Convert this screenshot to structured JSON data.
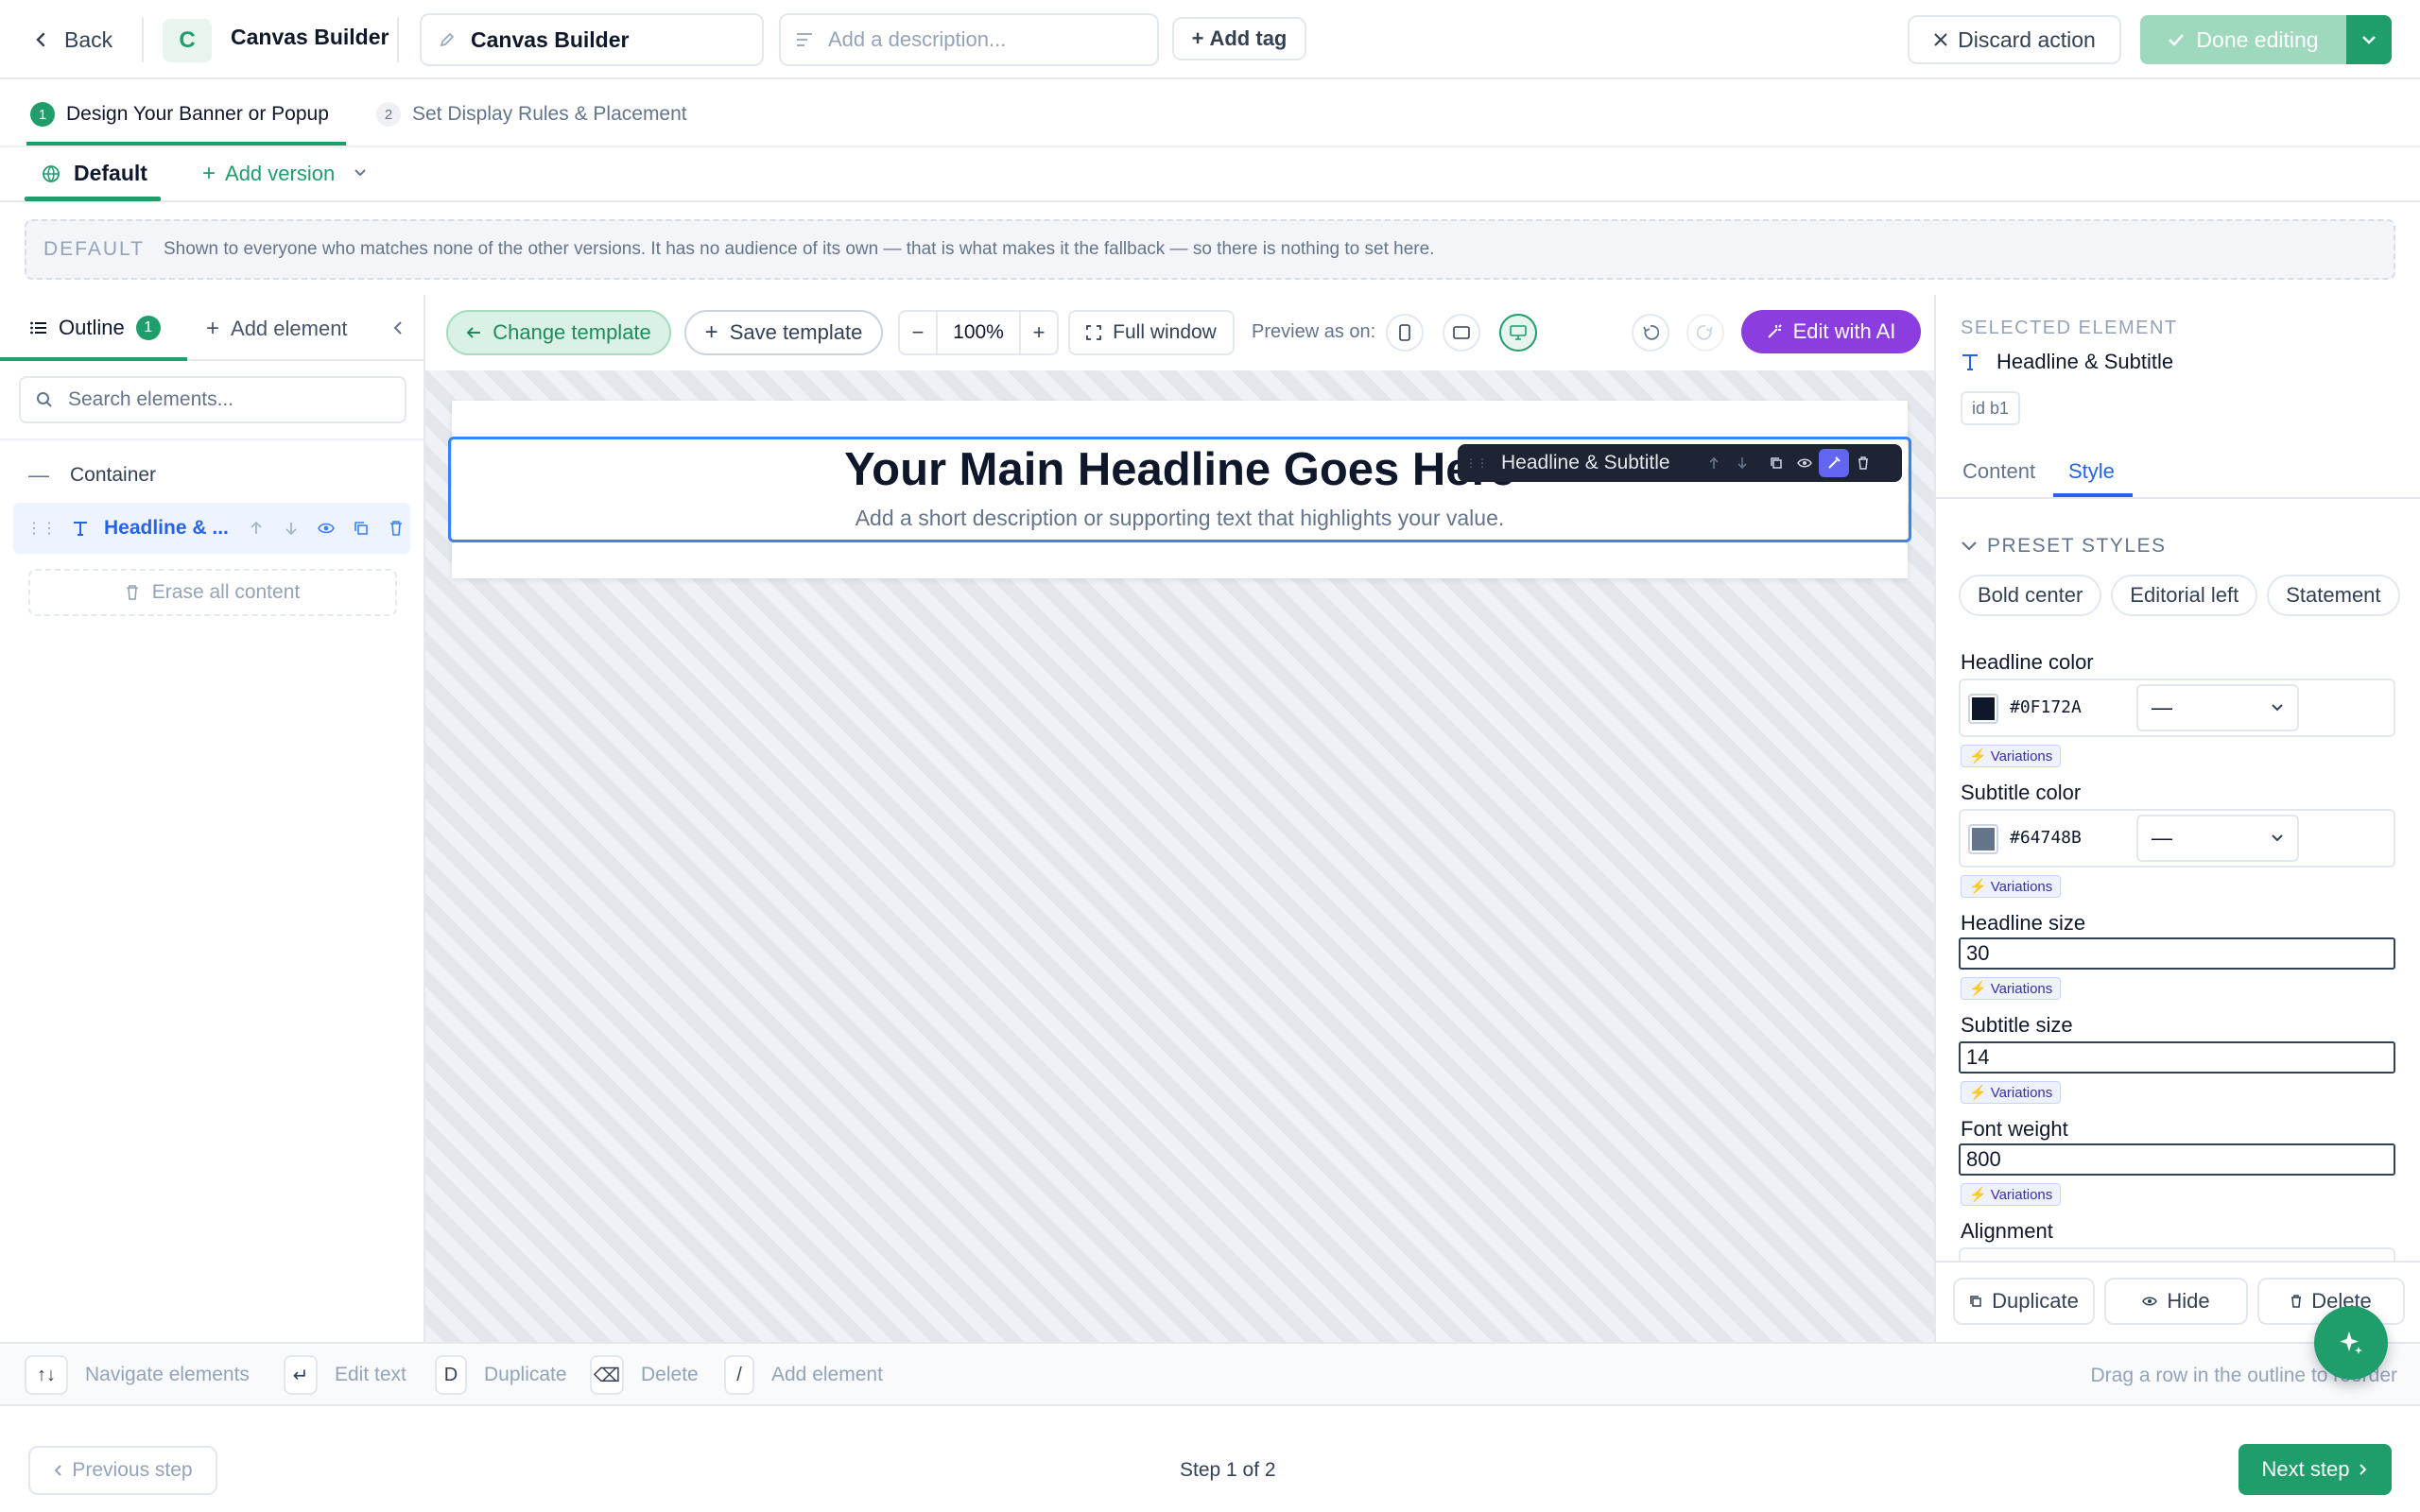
{
  "topbar": {
    "back_label": "Back",
    "app_initial": "C",
    "app_name": "Canvas Builder",
    "title_value": "Canvas Builder",
    "description_placeholder": "Add a description...",
    "add_tag_label": "Add tag",
    "discard_label": "Discard action",
    "done_label": "Done editing"
  },
  "steps": [
    {
      "num": "1",
      "label": "Design Your Banner or Popup"
    },
    {
      "num": "2",
      "label": "Set Display Rules & Placement"
    }
  ],
  "versions": {
    "default_label": "Default",
    "add_version_label": "Add version"
  },
  "banner": {
    "tag": "DEFAULT",
    "text": "Shown to everyone who matches none of the other versions. It has no audience of its own — that is what makes it the fallback — so there is nothing to set here."
  },
  "left": {
    "outline_tab": "Outline",
    "outline_count": "1",
    "add_element_tab": "Add element",
    "search_placeholder": "Search elements...",
    "container_label": "Container",
    "item_label": "Headline & ...",
    "erase_label": "Erase all content"
  },
  "toolbar": {
    "change_template": "Change template",
    "save_template": "Save template",
    "zoom_minus": "−",
    "zoom": "100%",
    "zoom_plus": "+",
    "full_window": "Full window",
    "preview_as": "Preview as on:",
    "edit_ai": "Edit with AI"
  },
  "canvas": {
    "headline": "Your Main Headline Goes Here",
    "subtitle": "Add a short description or supporting text that highlights your value.",
    "floating_label": "Headline & Subtitle"
  },
  "right": {
    "selected_heading": "SELECTED ELEMENT",
    "element_name": "Headline & Subtitle",
    "element_id": "id b1",
    "tab_content": "Content",
    "tab_style": "Style",
    "preset_heading": "PRESET STYLES",
    "presets": [
      "Bold center",
      "Editorial left",
      "Statement"
    ],
    "headline_color_label": "Headline color",
    "headline_color_value": "#0F172A",
    "subtitle_color_label": "Subtitle color",
    "subtitle_color_value": "#64748B",
    "dash": "—",
    "variations": "Variations",
    "headline_size_label": "Headline size",
    "headline_size": "30",
    "subtitle_size_label": "Subtitle size",
    "subtitle_size": "14",
    "font_weight_label": "Font weight",
    "font_weight": "800",
    "alignment_label": "Alignment",
    "duplicate": "Duplicate",
    "hide": "Hide",
    "delete": "Delete"
  },
  "shortcuts": {
    "items": [
      {
        "key": "↑↓",
        "label": "Navigate elements"
      },
      {
        "key": "↵",
        "label": "Edit text"
      },
      {
        "key": "D",
        "label": "Duplicate"
      },
      {
        "key": "⌫",
        "label": "Delete"
      },
      {
        "key": "/",
        "label": "Add element"
      }
    ],
    "hint": "Drag a row in the outline to reorder"
  },
  "footer": {
    "prev": "Previous step",
    "step": "Step 1 of 2",
    "next": "Next step"
  },
  "colors": {
    "accent": "#1f9d6b",
    "ai_purple": "#8b3ddf",
    "selection_blue": "#3b82f6"
  }
}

→ **Required work**:
Skipping the pictures, transcribe each line above exactly as it appears.

→ **Right answer**:
Convert this screenshot to structured JSON data.
{
  "topbar": {
    "back_label": "Back",
    "app_initial": "C",
    "app_name": "Canvas Builder",
    "title_value": "Canvas Builder",
    "description_placeholder": "Add a description...",
    "add_tag_label": "Add tag",
    "discard_label": "Discard action",
    "done_label": "Done editing"
  },
  "steps": [
    {
      "num": "1",
      "label": "Design Your Banner or Popup"
    },
    {
      "num": "2",
      "label": "Set Display Rules & Placement"
    }
  ],
  "versions": {
    "default_label": "Default",
    "add_version_label": "Add version"
  },
  "banner": {
    "tag": "DEFAULT",
    "text": "Shown to everyone who matches none of the other versions. It has no audience of its own — that is what makes it the fallback — so there is nothing to set here."
  },
  "left": {
    "outline_tab": "Outline",
    "outline_count": "1",
    "add_element_tab": "Add element",
    "search_placeholder": "Search elements...",
    "container_label": "Container",
    "item_label": "Headline & ...",
    "erase_label": "Erase all content"
  },
  "toolbar": {
    "change_template": "Change template",
    "save_template": "Save template",
    "zoom_minus": "−",
    "zoom": "100%",
    "zoom_plus": "+",
    "full_window": "Full window",
    "preview_as": "Preview as on:",
    "edit_ai": "Edit with AI"
  },
  "canvas": {
    "headline": "Your Main Headline Goes Here",
    "subtitle": "Add a short description or supporting text that highlights your value.",
    "floating_label": "Headline & Subtitle"
  },
  "right": {
    "selected_heading": "SELECTED ELEMENT",
    "element_name": "Headline & Subtitle",
    "element_id": "id b1",
    "tab_content": "Content",
    "tab_style": "Style",
    "preset_heading": "PRESET STYLES",
    "presets": [
      "Bold center",
      "Editorial left",
      "Statement"
    ],
    "headline_color_label": "Headline color",
    "headline_color_value": "#0F172A",
    "subtitle_color_label": "Subtitle color",
    "subtitle_color_value": "#64748B",
    "dash": "—",
    "variations": "Variations",
    "headline_size_label": "Headline size",
    "headline_size": "30",
    "subtitle_size_label": "Subtitle size",
    "subtitle_size": "14",
    "font_weight_label": "Font weight",
    "font_weight": "800",
    "alignment_label": "Alignment",
    "duplicate": "Duplicate",
    "hide": "Hide",
    "delete": "Delete"
  },
  "shortcuts": {
    "items": [
      {
        "key": "↑↓",
        "label": "Navigate elements"
      },
      {
        "key": "↵",
        "label": "Edit text"
      },
      {
        "key": "D",
        "label": "Duplicate"
      },
      {
        "key": "⌫",
        "label": "Delete"
      },
      {
        "key": "/",
        "label": "Add element"
      }
    ],
    "hint": "Drag a row in the outline to reorder"
  },
  "footer": {
    "prev": "Previous step",
    "step": "Step 1 of 2",
    "next": "Next step"
  },
  "colors": {
    "accent": "#1f9d6b",
    "ai_purple": "#8b3ddf",
    "selection_blue": "#3b82f6"
  }
}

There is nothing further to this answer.